◆ DIRECTIVE: Select, from the data, each line where "Voltage" occurs.

Chart and figure data
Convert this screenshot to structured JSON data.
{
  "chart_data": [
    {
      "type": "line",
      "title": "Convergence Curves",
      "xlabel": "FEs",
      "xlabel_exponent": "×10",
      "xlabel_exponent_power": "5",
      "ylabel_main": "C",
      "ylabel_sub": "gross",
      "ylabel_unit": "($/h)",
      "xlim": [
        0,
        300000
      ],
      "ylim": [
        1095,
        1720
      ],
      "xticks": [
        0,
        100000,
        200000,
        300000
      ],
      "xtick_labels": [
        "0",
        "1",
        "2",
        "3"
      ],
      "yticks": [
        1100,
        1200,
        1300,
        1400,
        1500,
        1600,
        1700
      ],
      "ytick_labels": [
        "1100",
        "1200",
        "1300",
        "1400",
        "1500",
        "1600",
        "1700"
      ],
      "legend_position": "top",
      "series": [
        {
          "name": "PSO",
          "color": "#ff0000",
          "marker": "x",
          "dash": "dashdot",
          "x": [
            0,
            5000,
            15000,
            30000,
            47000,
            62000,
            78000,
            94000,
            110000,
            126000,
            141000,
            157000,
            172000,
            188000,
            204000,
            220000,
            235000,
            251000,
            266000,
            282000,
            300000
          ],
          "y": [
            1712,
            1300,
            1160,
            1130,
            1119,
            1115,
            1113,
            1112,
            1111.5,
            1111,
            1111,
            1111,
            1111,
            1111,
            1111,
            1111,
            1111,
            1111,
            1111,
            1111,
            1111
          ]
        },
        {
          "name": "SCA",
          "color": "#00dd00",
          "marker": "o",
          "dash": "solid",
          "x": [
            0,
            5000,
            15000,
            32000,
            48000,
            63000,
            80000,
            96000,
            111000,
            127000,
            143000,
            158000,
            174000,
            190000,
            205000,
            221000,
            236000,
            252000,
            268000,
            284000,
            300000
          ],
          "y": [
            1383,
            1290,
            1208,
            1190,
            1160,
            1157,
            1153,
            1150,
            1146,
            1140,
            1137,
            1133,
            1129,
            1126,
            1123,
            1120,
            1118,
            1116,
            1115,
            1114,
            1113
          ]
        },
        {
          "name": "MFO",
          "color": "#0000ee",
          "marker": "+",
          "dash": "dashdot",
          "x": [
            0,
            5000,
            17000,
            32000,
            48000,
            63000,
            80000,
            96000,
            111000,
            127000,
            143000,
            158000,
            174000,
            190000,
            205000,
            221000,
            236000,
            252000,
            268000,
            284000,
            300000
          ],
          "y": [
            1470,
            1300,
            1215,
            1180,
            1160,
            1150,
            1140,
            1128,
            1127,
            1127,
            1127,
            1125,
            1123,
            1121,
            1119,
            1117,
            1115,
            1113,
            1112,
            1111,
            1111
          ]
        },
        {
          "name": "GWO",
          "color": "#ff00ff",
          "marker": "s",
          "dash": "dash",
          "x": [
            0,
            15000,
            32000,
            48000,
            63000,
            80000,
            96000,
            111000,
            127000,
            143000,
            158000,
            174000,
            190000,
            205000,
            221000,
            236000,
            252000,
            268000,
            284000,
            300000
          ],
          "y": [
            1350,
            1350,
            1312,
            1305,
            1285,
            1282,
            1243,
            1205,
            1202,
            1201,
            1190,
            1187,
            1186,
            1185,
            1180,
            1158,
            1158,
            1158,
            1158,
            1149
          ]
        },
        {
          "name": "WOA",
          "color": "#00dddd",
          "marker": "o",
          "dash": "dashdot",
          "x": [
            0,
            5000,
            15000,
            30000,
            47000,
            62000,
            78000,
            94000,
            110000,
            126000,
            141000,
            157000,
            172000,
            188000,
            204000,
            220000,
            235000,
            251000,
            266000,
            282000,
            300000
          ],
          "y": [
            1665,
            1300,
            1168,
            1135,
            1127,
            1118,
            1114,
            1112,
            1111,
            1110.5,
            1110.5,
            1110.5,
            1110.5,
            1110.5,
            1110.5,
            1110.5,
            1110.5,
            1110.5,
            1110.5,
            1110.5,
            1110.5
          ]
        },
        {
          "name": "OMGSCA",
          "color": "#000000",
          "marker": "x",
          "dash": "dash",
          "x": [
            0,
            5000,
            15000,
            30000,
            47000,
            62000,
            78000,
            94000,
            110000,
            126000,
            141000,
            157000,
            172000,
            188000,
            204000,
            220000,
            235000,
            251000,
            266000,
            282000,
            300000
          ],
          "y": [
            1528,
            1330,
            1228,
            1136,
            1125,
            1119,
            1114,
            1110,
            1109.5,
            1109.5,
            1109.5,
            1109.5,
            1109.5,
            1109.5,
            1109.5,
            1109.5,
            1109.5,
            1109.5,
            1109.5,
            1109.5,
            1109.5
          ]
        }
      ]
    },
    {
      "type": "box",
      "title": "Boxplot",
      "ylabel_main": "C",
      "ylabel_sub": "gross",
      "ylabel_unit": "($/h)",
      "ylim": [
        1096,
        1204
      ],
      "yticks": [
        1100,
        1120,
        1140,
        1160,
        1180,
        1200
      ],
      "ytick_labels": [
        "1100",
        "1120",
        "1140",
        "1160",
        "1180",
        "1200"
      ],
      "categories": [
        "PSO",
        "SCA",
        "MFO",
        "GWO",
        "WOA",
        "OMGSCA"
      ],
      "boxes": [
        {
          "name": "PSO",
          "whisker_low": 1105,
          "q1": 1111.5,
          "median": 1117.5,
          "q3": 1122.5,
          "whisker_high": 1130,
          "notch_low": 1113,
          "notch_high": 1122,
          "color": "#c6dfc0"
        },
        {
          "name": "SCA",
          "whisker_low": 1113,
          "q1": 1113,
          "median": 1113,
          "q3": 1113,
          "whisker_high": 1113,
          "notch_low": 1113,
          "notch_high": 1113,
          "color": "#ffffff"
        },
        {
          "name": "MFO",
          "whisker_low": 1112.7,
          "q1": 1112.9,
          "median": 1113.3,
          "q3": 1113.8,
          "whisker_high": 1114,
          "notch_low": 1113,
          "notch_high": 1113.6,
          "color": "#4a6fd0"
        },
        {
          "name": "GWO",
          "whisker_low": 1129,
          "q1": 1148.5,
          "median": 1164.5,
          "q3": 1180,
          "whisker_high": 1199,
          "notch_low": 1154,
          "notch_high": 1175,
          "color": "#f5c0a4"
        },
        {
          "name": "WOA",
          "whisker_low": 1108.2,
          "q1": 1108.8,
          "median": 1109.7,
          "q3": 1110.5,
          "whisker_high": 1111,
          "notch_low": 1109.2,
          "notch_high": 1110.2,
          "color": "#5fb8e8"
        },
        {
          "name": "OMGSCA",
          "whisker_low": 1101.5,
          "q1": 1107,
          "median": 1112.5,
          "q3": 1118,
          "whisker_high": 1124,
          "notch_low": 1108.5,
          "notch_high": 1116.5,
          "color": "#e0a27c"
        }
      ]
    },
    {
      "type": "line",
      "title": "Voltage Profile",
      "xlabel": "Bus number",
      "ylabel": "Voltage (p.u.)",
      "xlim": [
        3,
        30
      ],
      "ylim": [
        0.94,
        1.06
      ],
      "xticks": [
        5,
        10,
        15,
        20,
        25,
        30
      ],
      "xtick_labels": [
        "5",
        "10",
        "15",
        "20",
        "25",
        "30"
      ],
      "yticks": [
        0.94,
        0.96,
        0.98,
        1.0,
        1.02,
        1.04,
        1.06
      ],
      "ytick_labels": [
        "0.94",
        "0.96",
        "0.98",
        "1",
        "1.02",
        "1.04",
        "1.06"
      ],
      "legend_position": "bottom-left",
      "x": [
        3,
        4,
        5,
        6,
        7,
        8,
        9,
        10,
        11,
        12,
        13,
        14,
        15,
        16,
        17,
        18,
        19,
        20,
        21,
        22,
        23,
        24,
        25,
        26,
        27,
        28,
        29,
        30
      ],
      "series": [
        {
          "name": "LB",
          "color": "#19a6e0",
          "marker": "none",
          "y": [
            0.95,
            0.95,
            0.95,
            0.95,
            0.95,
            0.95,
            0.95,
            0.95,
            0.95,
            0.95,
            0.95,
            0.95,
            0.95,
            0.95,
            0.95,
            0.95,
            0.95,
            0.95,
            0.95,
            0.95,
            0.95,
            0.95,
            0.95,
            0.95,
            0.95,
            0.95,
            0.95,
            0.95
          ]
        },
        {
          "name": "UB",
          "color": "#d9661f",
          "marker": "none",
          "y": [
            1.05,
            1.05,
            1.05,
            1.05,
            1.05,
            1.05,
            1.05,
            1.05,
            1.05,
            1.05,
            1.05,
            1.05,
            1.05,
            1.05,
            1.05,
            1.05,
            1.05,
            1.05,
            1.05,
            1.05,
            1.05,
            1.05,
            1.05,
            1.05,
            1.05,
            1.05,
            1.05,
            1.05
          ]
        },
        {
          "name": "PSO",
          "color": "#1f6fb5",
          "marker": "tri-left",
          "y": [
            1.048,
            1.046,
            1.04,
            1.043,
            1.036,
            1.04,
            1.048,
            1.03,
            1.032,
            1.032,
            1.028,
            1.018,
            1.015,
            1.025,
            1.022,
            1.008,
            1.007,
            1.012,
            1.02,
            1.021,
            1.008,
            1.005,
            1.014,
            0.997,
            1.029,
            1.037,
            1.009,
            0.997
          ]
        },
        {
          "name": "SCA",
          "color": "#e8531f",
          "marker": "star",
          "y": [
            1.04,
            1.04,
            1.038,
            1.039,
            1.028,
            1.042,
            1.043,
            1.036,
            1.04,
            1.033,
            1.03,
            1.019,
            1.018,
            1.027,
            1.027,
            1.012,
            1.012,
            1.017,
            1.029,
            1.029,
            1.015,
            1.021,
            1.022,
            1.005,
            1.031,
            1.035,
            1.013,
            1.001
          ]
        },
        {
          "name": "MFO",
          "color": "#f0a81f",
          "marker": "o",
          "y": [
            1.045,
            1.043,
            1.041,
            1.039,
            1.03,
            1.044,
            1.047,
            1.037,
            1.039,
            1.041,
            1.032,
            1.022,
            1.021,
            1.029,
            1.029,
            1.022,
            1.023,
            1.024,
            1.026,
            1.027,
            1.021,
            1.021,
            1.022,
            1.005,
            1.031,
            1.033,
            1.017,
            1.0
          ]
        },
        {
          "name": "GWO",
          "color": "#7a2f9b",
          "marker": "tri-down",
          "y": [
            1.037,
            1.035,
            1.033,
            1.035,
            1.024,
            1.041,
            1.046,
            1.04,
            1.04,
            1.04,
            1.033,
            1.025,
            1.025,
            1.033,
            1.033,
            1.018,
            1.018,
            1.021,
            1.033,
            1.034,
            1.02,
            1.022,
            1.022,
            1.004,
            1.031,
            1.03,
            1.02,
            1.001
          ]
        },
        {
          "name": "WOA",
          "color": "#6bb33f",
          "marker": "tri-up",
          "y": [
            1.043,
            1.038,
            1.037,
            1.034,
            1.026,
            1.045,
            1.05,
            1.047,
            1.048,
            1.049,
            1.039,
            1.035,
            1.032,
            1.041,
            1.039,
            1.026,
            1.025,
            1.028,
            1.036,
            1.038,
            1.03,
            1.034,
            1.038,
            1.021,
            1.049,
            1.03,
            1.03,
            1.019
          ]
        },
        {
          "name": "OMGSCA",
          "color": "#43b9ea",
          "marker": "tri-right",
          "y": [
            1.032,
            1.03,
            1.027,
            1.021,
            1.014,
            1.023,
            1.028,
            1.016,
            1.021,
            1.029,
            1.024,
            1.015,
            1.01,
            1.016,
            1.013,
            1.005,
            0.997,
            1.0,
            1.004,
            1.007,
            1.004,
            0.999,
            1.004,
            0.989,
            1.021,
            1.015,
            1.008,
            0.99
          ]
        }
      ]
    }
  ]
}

◆ ANSWER FOR THIS EXERCISE:
      "title": "Voltage Profile",
      "ylabel": "Voltage (p.u.)",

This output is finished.